**What the exercise asks**
Every line of the material is to be repeated exactly as it stands.

Records:
────
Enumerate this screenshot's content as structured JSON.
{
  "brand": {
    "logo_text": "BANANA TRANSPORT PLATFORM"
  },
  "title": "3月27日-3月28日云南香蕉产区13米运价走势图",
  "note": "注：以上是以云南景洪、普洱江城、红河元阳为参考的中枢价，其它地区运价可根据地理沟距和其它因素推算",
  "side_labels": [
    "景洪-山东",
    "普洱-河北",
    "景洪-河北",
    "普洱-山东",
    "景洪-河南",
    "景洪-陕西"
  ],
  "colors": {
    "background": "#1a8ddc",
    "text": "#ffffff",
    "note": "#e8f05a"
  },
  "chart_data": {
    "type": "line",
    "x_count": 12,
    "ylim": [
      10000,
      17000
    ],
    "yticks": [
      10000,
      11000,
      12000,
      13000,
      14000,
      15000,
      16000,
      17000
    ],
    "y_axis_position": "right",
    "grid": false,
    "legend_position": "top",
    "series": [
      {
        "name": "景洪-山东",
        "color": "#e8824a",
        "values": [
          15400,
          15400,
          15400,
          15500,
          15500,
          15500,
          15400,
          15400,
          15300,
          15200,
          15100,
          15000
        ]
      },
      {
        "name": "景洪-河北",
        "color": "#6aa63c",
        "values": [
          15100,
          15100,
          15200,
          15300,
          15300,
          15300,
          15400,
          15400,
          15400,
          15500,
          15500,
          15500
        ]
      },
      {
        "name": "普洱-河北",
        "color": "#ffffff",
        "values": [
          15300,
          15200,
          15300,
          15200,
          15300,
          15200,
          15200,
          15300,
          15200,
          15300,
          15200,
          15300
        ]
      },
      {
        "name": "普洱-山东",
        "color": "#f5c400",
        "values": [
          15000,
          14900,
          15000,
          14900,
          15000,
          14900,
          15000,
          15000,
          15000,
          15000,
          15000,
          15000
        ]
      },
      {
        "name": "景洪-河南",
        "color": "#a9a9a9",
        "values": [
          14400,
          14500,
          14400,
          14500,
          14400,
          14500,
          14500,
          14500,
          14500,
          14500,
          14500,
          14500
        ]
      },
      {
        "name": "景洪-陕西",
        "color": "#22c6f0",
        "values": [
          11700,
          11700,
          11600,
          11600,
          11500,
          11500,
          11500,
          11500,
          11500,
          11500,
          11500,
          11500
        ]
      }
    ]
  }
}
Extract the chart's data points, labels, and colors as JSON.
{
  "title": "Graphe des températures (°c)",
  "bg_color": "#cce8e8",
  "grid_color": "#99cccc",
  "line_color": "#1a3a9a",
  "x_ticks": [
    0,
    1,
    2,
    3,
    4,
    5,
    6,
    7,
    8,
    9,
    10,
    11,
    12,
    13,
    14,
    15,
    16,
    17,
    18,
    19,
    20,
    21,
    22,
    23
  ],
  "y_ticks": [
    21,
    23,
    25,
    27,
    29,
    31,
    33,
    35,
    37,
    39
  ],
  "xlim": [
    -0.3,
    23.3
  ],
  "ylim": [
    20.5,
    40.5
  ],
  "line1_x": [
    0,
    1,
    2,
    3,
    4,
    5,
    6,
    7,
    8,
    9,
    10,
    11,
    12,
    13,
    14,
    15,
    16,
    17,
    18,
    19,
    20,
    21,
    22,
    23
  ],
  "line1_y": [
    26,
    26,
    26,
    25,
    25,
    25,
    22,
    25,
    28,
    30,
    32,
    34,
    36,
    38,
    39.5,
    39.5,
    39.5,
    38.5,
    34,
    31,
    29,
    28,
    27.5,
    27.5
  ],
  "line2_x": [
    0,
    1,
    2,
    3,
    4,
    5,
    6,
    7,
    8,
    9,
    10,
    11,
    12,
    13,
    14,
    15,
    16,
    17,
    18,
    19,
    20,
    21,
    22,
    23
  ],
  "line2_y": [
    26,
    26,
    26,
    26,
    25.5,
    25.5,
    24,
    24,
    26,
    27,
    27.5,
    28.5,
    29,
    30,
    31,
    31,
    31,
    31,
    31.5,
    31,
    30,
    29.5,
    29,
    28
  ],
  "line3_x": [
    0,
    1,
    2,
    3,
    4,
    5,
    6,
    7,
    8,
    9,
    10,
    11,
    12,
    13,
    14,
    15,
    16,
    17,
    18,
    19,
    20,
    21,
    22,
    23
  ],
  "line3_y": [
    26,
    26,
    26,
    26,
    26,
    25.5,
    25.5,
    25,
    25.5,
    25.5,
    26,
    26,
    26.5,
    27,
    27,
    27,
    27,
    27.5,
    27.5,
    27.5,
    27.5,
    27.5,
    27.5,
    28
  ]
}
────
**Answer**
Enumerate this screenshot's content as structured JSON.
{
  "brand": {
    "logo_text": "BANANA TRANSPORT PLATFORM"
  },
  "title": "3月27日-3月28日云南香蕉产区13米运价走势图",
  "note": "注：以上是以云南景洪、普洱江城、红河元阳为参考的中枢价，其它地区运价可根据地理沟距和其它因素推算",
  "side_labels": [
    "景洪-山东",
    "普洱-河北",
    "景洪-河北",
    "普洱-山东",
    "景洪-河南",
    "景洪-陕西"
  ],
  "colors": {
    "background": "#1a8ddc",
    "text": "#ffffff",
    "note": "#e8f05a"
  },
  "chart_data": {
    "type": "line",
    "x_count": 12,
    "ylim": [
      10000,
      17000
    ],
    "yticks": [
      10000,
      11000,
      12000,
      13000,
      14000,
      15000,
      16000,
      17000
    ],
    "y_axis_position": "right",
    "grid": false,
    "legend_position": "top",
    "series": [
      {
        "name": "景洪-山东",
        "color": "#e8824a",
        "values": [
          15400,
          15400,
          15400,
          15500,
          15500,
          15500,
          15400,
          15400,
          15300,
          15200,
          15100,
          15000
        ]
      },
      {
        "name": "景洪-河北",
        "color": "#6aa63c",
        "values": [
          15100,
          15100,
          15200,
          15300,
          15300,
          15300,
          15400,
          15400,
          15400,
          15500,
          15500,
          15500
        ]
      },
      {
        "name": "普洱-河北",
        "color": "#ffffff",
        "values": [
          15300,
          15200,
          15300,
          15200,
          15300,
          15200,
          15200,
          15300,
          15200,
          15300,
          15200,
          15300
        ]
      },
      {
        "name": "普洱-山东",
        "color": "#f5c400",
        "values": [
          15000,
          14900,
          15000,
          14900,
          15000,
          14900,
          15000,
          15000,
          15000,
          15000,
          15000,
          15000
        ]
      },
      {
        "name": "景洪-河南",
        "color": "#a9a9a9",
        "values": [
          14400,
          14500,
          14400,
          14500,
          14400,
          14500,
          14500,
          14500,
          14500,
          14500,
          14500,
          14500
        ]
      },
      {
        "name": "景洪-陕西",
        "color": "#22c6f0",
        "values": [
          11700,
          11700,
          11600,
          11600,
          11500,
          11500,
          11500,
          11500,
          11500,
          11500,
          11500,
          11500
        ]
      }
    ]
  }
}
Extract the chart's data points, labels, and colors as JSON.
{
  "title": "Graphe des températures (°c)",
  "bg_color": "#cce8e8",
  "grid_color": "#99cccc",
  "line_color": "#1a3a9a",
  "x_ticks": [
    0,
    1,
    2,
    3,
    4,
    5,
    6,
    7,
    8,
    9,
    10,
    11,
    12,
    13,
    14,
    15,
    16,
    17,
    18,
    19,
    20,
    21,
    22,
    23
  ],
  "y_ticks": [
    21,
    23,
    25,
    27,
    29,
    31,
    33,
    35,
    37,
    39
  ],
  "xlim": [
    -0.3,
    23.3
  ],
  "ylim": [
    20.5,
    40.5
  ],
  "line1_x": [
    0,
    1,
    2,
    3,
    4,
    5,
    6,
    7,
    8,
    9,
    10,
    11,
    12,
    13,
    14,
    15,
    16,
    17,
    18,
    19,
    20,
    21,
    22,
    23
  ],
  "line1_y": [
    26,
    26,
    26,
    25,
    25,
    25,
    22,
    25,
    28,
    30,
    32,
    34,
    36,
    38,
    39.5,
    39.5,
    39.5,
    38.5,
    34,
    31,
    29,
    28,
    27.5,
    27.5
  ],
  "line2_x": [
    0,
    1,
    2,
    3,
    4,
    5,
    6,
    7,
    8,
    9,
    10,
    11,
    12,
    13,
    14,
    15,
    16,
    17,
    18,
    19,
    20,
    21,
    22,
    23
  ],
  "line2_y": [
    26,
    26,
    26,
    26,
    25.5,
    25.5,
    24,
    24,
    26,
    27,
    27.5,
    28.5,
    29,
    30,
    31,
    31,
    31,
    31,
    31.5,
    31,
    30,
    29.5,
    29,
    28
  ],
  "line3_x": [
    0,
    1,
    2,
    3,
    4,
    5,
    6,
    7,
    8,
    9,
    10,
    11,
    12,
    13,
    14,
    15,
    16,
    17,
    18,
    19,
    20,
    21,
    22,
    23
  ],
  "line3_y": [
    26,
    26,
    26,
    26,
    26,
    25.5,
    25.5,
    25,
    25.5,
    25.5,
    26,
    26,
    26.5,
    27,
    27,
    27,
    27,
    27.5,
    27.5,
    27.5,
    27.5,
    27.5,
    27.5,
    28
  ]
}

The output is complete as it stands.